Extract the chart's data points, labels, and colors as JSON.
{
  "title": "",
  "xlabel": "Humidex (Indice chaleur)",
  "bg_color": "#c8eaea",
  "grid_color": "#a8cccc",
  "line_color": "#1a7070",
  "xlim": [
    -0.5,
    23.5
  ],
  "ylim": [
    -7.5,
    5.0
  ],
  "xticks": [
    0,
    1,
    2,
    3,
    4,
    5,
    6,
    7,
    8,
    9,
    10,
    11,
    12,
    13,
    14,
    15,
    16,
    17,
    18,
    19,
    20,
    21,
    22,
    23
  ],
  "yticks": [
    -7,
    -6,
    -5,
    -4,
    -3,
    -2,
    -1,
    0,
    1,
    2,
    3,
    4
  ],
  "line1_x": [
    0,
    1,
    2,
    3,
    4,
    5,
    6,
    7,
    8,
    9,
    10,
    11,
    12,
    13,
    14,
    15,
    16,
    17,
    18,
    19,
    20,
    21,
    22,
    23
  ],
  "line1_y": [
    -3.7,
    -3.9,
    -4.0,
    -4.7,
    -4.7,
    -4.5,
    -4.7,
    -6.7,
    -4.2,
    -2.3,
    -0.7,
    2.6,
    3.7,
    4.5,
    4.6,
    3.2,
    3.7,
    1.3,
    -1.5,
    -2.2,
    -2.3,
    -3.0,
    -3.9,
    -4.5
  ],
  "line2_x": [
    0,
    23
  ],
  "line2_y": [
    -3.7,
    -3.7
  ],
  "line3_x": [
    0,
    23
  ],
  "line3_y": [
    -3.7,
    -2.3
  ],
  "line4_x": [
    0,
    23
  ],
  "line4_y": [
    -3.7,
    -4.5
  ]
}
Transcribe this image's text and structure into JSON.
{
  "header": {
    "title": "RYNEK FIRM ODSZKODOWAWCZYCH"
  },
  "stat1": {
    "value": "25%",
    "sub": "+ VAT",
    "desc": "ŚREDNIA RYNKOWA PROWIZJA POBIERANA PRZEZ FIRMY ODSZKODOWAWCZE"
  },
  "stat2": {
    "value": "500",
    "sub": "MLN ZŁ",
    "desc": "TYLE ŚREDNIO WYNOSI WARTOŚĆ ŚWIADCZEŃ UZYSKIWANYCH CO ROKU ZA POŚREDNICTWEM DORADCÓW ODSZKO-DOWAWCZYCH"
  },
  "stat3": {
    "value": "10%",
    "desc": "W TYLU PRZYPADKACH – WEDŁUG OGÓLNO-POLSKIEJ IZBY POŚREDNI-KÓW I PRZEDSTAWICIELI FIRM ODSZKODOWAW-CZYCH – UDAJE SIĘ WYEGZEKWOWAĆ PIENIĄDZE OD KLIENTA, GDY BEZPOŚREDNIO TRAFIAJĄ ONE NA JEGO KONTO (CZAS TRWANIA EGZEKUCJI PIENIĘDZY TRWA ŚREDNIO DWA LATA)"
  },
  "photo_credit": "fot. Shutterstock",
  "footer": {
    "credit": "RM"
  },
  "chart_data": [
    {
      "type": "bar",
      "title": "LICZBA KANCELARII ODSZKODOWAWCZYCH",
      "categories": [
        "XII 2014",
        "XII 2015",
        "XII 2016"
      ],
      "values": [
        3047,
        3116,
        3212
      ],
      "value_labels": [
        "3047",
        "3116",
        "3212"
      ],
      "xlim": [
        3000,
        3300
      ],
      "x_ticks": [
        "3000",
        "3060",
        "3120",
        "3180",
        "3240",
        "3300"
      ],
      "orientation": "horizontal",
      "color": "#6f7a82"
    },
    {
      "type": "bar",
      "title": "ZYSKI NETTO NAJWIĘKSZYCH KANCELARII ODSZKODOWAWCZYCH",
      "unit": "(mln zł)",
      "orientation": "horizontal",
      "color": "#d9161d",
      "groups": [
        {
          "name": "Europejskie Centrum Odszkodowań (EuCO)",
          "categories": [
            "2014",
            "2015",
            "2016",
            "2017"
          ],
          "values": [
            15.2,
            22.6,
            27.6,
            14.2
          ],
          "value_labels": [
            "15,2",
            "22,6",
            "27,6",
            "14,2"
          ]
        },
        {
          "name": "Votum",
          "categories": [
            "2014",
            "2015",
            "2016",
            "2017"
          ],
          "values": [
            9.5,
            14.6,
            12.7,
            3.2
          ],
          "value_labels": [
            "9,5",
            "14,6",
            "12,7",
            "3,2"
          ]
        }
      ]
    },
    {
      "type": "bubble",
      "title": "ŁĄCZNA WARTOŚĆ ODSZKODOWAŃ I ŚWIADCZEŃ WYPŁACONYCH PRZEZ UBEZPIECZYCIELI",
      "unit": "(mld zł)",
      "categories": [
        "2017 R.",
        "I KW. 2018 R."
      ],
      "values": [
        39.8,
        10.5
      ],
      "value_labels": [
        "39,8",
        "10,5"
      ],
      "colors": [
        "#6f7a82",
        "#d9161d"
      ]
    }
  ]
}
************
Read the data above. Pull out each line in which the string "JSON" appears.

Extract the chart's data points, labels, and colors as JSON.
Transcribe this image's text and structure into JSON.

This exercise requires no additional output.